Activity
Go through the records and extract every line with the word "four".
+++
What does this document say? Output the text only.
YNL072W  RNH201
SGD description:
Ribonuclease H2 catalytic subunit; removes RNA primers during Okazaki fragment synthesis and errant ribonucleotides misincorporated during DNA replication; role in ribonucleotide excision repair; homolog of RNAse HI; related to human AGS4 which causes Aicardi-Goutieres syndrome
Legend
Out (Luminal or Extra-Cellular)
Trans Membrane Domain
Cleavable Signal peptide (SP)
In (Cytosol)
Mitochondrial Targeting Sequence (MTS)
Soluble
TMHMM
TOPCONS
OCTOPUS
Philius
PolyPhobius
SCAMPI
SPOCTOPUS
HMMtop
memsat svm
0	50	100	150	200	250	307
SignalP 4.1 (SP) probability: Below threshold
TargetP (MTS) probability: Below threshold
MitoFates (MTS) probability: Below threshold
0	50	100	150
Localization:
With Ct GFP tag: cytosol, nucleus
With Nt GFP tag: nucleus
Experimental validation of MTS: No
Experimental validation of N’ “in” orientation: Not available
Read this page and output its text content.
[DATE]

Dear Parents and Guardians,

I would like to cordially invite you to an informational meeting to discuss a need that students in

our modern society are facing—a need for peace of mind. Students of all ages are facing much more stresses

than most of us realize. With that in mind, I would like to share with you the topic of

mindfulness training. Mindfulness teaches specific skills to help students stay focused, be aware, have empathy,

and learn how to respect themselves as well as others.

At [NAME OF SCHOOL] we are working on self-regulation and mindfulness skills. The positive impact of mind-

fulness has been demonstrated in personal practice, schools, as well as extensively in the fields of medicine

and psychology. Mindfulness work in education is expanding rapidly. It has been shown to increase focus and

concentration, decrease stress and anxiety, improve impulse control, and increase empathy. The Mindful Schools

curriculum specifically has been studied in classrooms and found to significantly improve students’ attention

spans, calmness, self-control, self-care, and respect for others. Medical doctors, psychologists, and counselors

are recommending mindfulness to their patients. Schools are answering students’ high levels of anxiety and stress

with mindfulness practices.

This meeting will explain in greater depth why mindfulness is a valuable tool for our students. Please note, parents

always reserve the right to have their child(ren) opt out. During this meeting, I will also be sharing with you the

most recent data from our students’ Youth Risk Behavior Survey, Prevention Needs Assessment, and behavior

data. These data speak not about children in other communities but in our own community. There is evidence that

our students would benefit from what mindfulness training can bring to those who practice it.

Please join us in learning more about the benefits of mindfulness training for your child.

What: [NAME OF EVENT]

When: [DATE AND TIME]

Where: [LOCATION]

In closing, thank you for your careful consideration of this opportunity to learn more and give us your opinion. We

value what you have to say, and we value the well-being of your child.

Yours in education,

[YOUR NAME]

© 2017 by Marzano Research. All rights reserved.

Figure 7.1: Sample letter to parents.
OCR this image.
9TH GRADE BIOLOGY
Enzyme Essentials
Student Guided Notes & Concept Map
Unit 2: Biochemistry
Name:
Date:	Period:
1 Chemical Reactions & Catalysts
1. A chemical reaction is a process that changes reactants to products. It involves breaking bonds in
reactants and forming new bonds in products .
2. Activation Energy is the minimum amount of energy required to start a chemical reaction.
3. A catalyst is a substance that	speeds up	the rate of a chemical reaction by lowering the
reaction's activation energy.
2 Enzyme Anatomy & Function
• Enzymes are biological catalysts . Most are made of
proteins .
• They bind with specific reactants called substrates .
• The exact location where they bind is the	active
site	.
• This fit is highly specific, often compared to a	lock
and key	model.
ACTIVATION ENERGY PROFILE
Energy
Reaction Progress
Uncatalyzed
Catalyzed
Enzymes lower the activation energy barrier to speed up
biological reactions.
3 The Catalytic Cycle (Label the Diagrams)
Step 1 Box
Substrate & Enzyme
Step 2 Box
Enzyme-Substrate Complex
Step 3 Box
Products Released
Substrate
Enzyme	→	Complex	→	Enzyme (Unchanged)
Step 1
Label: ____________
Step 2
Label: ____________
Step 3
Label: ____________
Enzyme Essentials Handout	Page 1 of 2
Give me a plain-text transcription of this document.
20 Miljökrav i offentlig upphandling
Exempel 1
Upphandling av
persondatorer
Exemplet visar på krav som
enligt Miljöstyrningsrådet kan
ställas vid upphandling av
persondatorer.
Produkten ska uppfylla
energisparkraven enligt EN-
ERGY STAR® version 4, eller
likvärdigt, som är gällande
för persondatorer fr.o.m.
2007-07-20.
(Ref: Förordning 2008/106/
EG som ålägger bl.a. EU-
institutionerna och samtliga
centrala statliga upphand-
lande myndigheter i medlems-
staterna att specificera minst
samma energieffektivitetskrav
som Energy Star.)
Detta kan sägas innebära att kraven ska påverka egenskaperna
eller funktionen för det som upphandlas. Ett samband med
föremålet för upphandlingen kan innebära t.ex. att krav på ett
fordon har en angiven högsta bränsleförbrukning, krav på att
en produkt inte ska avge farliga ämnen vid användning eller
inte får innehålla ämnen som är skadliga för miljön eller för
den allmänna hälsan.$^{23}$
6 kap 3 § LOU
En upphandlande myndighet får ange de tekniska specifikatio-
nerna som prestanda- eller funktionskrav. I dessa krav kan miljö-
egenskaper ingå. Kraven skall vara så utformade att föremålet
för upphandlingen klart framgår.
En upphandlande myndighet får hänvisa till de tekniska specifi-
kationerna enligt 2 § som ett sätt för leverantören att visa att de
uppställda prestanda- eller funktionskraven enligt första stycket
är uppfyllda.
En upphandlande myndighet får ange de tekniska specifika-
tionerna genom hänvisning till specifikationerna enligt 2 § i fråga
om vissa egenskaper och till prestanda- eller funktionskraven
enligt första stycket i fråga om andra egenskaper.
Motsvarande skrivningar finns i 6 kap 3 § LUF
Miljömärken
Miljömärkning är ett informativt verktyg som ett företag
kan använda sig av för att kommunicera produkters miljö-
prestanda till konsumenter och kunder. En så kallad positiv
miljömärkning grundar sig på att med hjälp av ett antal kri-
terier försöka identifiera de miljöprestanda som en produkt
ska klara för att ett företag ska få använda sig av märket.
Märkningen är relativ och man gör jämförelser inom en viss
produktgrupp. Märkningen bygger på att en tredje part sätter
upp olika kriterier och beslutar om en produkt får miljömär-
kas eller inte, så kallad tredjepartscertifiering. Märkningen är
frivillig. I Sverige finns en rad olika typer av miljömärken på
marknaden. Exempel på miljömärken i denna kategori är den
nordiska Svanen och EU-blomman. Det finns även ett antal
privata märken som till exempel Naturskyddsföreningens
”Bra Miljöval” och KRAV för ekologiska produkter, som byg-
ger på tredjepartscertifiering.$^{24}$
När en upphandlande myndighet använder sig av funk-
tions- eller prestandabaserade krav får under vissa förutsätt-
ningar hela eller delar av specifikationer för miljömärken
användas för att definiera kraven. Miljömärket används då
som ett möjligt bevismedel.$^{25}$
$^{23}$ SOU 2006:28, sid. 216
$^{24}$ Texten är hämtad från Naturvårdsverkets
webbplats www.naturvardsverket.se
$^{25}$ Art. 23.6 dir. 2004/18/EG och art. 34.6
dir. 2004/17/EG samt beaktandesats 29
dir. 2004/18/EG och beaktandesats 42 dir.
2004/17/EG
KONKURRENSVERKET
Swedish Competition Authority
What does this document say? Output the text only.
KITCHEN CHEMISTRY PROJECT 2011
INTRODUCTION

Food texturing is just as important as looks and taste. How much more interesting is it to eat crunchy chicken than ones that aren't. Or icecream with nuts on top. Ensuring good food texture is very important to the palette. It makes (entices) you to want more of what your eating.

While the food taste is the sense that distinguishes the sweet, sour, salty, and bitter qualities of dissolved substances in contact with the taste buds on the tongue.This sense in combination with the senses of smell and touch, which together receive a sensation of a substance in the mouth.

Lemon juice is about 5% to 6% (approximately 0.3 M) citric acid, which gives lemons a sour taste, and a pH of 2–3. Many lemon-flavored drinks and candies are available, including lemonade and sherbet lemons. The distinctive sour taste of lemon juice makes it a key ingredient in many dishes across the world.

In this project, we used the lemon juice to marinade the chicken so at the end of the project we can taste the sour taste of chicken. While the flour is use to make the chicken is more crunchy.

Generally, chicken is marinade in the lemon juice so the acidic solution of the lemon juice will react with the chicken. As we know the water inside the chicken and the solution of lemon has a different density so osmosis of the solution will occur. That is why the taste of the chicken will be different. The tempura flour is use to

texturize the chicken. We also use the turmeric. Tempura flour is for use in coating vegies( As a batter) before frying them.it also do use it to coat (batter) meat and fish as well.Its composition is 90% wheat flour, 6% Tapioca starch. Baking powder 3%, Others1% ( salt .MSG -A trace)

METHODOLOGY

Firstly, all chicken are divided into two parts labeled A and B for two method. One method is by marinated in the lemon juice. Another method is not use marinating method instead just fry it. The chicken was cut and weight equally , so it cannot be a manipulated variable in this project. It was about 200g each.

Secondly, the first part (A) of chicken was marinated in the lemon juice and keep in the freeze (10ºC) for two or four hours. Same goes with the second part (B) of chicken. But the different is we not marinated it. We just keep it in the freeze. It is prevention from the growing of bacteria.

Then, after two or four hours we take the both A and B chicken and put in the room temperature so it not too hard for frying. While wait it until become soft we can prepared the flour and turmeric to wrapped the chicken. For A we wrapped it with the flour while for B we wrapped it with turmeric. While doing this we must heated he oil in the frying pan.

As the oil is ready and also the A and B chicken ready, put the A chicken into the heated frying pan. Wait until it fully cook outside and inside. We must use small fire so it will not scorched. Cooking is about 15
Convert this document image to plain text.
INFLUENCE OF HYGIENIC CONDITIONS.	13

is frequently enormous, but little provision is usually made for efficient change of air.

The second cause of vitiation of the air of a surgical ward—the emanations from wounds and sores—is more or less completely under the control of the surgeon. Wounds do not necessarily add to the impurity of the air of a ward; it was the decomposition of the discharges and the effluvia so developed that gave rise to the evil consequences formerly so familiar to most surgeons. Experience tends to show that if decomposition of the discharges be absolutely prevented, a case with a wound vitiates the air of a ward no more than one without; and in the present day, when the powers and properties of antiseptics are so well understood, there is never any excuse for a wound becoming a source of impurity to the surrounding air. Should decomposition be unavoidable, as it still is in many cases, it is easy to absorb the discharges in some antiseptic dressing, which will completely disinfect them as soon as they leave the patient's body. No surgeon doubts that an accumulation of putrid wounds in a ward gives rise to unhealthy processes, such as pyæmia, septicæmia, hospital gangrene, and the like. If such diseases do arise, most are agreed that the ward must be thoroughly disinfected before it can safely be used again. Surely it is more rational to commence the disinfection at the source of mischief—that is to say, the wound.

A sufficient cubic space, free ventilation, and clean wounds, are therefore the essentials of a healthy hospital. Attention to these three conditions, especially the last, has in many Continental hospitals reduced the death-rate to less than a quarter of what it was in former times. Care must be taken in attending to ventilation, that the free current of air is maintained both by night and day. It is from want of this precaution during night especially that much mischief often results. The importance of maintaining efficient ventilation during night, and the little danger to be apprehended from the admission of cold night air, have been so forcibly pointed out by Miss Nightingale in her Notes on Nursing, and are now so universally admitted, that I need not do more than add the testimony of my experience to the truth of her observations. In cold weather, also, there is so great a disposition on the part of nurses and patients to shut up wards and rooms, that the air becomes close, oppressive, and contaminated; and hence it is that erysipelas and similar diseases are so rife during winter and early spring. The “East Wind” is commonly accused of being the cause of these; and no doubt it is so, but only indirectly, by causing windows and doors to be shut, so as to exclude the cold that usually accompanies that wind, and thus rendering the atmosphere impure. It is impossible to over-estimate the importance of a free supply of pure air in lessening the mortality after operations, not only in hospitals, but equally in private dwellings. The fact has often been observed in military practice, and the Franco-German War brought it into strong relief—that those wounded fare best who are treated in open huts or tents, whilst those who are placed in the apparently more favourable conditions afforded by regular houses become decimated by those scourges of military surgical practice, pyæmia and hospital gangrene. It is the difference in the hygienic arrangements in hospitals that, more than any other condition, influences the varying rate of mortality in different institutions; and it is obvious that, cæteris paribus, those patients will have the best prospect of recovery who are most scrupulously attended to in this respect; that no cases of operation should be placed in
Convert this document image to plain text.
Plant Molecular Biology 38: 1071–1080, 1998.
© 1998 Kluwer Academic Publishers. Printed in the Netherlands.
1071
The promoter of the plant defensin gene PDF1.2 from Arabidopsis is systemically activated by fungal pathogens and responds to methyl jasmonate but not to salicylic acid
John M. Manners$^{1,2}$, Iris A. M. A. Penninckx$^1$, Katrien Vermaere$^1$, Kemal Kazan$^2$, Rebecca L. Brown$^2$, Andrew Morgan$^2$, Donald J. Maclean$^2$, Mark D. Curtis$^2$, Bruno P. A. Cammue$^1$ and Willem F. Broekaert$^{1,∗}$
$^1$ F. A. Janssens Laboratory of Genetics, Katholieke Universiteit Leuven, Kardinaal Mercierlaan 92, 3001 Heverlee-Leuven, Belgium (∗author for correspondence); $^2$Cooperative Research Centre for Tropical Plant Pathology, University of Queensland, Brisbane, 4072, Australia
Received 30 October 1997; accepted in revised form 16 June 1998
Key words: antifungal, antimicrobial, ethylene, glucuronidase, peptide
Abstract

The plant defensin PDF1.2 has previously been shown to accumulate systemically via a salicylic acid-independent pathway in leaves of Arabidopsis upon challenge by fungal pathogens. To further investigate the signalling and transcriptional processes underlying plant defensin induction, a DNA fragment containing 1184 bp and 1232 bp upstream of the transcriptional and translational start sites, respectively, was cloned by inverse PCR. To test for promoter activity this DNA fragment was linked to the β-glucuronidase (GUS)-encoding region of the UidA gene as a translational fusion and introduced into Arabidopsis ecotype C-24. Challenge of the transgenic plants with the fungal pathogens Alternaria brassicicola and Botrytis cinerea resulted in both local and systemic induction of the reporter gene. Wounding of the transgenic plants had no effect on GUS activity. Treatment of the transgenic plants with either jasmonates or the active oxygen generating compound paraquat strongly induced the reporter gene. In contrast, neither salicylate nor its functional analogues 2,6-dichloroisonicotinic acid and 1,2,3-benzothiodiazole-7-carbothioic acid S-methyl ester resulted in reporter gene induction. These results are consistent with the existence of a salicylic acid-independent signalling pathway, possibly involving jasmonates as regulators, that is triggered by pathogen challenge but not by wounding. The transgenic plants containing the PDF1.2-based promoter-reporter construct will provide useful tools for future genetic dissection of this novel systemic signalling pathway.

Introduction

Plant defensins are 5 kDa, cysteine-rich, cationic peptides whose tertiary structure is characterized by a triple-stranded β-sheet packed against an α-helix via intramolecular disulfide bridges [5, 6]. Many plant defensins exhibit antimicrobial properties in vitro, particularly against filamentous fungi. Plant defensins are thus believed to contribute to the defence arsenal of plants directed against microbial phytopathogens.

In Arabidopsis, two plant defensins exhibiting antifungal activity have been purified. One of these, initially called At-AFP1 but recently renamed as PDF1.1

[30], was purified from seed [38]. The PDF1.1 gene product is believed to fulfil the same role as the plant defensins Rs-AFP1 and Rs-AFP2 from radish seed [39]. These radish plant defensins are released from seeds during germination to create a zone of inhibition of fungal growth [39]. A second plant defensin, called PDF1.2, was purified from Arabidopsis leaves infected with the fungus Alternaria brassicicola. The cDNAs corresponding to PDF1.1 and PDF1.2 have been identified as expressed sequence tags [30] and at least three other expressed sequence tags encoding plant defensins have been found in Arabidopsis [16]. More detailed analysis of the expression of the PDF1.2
+++
Written reply
Secondly, the first part (A) of chicken was marinated in the lemon juice and keep in the freeze (10ºC) for two or four hours. Same goes with the second part (B) of chicken. But the different is we not marinated it. We just keep it in the freeze. It is prevention from the growing of bacteria.
Then, after two or four hours we take the both A and B chicken and put in the room temperature so it not too hard for frying. While wait it until become soft we can prepared the flour and turmeric to wrapped the chicken. For A we wrapped it with the flour while for B we wrapped it with turmeric. While doing this we must heated he oil in the frying pan.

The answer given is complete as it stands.